[Start of section]

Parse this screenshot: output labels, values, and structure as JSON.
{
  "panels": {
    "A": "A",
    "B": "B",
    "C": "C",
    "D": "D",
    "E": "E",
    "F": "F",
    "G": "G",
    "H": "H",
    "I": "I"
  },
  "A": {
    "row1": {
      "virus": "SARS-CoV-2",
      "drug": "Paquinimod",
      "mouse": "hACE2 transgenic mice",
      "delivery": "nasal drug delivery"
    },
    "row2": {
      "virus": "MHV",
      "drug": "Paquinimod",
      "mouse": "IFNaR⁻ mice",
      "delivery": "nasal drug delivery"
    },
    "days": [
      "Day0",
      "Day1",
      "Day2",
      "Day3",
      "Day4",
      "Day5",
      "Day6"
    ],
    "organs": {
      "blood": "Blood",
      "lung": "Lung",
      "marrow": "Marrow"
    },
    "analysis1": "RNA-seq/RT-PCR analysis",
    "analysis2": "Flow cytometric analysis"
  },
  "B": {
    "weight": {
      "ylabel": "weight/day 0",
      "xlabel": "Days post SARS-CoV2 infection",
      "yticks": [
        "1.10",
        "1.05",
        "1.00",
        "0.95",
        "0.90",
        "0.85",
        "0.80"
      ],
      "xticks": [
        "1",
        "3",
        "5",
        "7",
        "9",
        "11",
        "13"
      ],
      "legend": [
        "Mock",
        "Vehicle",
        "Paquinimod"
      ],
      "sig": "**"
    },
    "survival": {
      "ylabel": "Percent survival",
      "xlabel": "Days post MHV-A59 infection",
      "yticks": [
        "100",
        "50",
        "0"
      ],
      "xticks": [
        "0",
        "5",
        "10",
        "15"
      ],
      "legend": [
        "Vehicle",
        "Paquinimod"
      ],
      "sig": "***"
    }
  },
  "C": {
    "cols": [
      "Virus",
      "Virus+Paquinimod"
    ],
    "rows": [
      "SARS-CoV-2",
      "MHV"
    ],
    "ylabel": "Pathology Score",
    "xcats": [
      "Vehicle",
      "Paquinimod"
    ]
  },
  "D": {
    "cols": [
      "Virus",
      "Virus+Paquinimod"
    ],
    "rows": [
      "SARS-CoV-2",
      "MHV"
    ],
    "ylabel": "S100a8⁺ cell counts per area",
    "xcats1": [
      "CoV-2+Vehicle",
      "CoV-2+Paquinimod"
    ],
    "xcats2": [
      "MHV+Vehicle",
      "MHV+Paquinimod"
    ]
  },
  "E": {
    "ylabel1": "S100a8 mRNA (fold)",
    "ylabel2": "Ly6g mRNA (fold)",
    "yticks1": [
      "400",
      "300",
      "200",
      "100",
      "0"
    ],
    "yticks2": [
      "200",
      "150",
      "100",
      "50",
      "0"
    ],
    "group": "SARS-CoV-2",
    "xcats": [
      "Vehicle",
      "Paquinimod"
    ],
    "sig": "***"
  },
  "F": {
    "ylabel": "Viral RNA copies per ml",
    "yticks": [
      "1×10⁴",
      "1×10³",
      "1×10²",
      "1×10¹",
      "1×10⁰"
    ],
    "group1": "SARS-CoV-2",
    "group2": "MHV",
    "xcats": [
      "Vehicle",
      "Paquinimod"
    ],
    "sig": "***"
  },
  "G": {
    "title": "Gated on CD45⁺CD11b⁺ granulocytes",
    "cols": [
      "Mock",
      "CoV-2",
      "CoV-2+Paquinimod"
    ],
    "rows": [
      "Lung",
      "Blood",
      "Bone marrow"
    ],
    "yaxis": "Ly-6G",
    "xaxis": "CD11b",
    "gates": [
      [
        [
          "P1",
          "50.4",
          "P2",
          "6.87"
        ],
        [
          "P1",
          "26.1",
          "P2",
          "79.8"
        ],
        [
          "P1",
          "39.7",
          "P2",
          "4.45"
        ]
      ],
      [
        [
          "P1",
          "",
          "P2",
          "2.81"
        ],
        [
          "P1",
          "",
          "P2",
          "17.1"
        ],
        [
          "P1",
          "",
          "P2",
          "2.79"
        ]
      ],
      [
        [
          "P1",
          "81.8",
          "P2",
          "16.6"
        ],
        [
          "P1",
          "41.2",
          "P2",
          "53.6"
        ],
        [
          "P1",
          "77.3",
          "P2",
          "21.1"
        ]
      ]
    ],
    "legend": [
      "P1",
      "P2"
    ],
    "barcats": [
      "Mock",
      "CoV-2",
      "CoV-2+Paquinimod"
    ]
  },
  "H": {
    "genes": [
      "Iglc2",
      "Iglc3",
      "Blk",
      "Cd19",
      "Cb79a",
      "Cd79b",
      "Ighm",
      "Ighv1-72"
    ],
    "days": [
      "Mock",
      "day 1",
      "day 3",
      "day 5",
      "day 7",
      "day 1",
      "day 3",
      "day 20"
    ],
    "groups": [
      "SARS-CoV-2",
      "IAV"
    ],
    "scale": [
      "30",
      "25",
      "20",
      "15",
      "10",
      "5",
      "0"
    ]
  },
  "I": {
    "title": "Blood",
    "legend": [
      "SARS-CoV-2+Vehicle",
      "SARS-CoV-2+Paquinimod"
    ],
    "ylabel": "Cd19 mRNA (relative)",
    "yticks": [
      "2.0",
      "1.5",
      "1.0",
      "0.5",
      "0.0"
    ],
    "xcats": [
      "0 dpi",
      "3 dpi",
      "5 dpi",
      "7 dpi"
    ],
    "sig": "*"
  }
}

[End of section]

### Exercise aim
When a line in the entries above contains "analysis", count it; please answer with the number only.

### Solution for this exercise
2